#### Objective:
Go through the material below and report how many lines contain "glyph". Give only the number.

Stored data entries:
══════════
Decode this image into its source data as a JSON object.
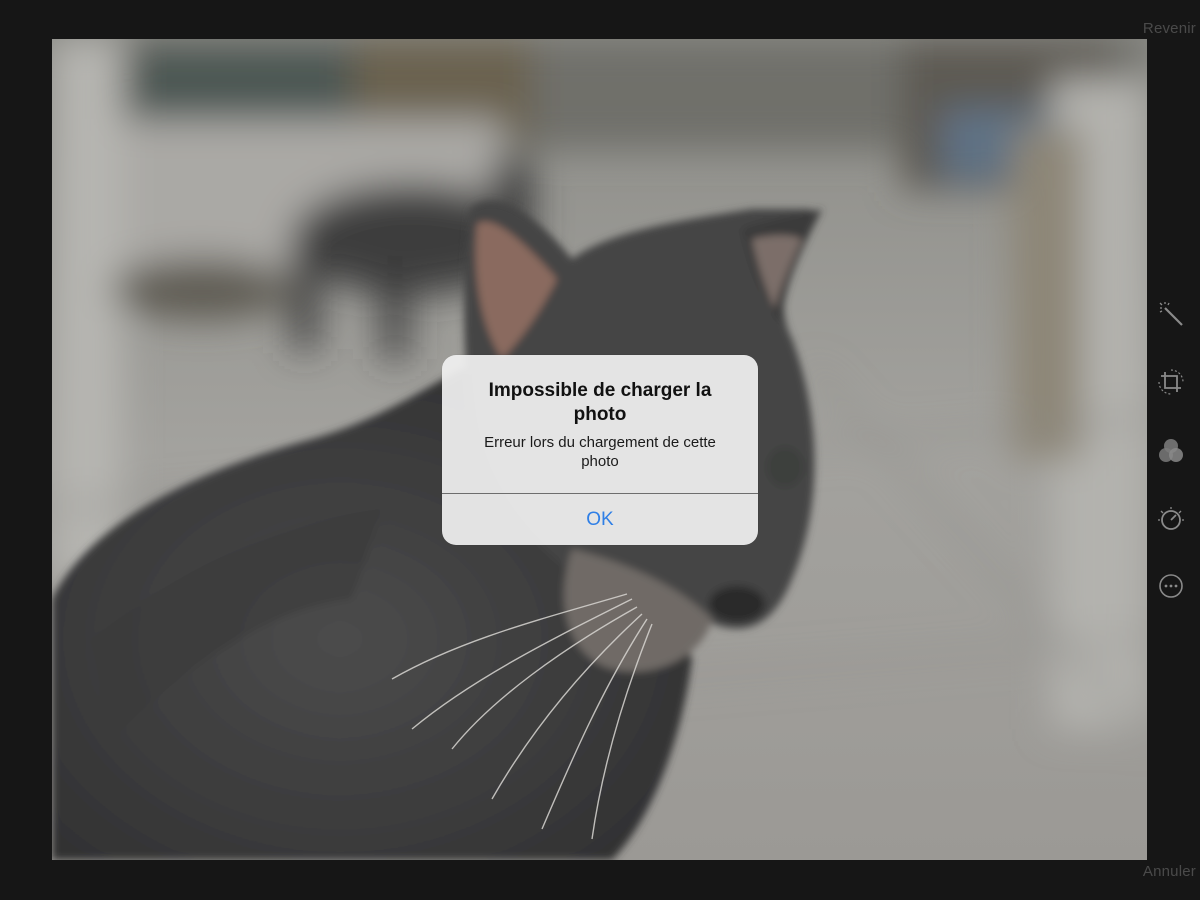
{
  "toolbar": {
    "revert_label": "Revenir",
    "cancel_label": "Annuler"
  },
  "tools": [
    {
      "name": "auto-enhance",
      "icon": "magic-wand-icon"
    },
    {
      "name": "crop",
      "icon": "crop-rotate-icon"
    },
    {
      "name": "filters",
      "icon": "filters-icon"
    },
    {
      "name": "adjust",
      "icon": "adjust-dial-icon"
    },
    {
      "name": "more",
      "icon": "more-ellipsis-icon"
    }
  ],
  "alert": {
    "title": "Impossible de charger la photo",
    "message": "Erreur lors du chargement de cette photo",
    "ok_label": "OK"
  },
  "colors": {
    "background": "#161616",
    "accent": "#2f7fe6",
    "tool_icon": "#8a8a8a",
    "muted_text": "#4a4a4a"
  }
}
══════════
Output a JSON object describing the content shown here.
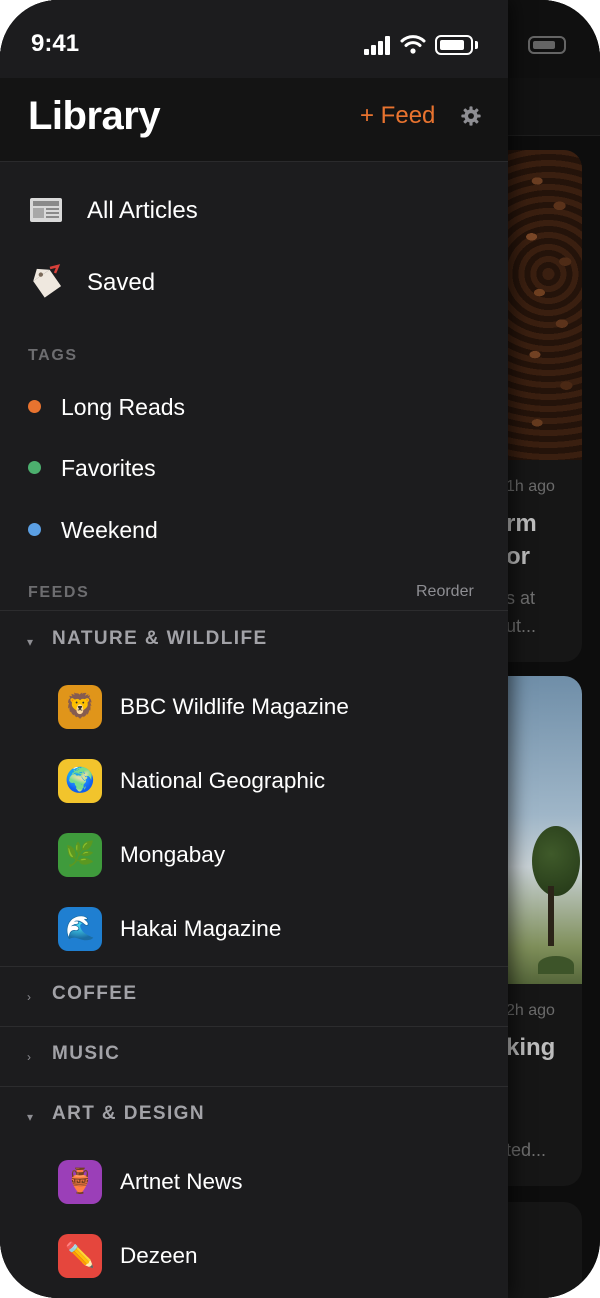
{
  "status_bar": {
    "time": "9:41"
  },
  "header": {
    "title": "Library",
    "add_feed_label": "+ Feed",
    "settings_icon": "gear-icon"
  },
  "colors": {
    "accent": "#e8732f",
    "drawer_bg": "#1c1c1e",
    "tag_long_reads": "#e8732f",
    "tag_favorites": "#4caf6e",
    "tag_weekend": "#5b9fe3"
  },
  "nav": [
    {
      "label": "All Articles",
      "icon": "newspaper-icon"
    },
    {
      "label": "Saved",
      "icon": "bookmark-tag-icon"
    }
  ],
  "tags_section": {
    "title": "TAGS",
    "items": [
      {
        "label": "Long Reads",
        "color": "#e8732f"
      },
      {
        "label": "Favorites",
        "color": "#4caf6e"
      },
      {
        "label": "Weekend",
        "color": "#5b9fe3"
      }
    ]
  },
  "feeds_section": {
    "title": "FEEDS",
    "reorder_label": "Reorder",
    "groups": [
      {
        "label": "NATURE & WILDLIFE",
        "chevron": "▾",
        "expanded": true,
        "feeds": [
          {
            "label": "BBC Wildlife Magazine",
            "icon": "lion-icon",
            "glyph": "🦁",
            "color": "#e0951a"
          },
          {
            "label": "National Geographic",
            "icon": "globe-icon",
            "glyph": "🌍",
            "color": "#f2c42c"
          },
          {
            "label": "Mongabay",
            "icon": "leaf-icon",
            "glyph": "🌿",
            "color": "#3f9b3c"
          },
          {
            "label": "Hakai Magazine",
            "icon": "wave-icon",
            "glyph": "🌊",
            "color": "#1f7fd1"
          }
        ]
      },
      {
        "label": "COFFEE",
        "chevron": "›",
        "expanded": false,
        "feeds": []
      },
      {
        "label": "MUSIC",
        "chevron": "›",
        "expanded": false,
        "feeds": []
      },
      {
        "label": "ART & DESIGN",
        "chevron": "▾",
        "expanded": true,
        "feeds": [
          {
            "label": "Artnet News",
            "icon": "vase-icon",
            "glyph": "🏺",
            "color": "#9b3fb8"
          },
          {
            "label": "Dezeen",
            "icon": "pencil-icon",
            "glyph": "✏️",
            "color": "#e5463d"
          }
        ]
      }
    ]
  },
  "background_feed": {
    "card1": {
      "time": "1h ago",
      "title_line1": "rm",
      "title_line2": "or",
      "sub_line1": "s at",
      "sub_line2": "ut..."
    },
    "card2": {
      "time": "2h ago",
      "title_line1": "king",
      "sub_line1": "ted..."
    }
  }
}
══════════
#### Exercise response:
6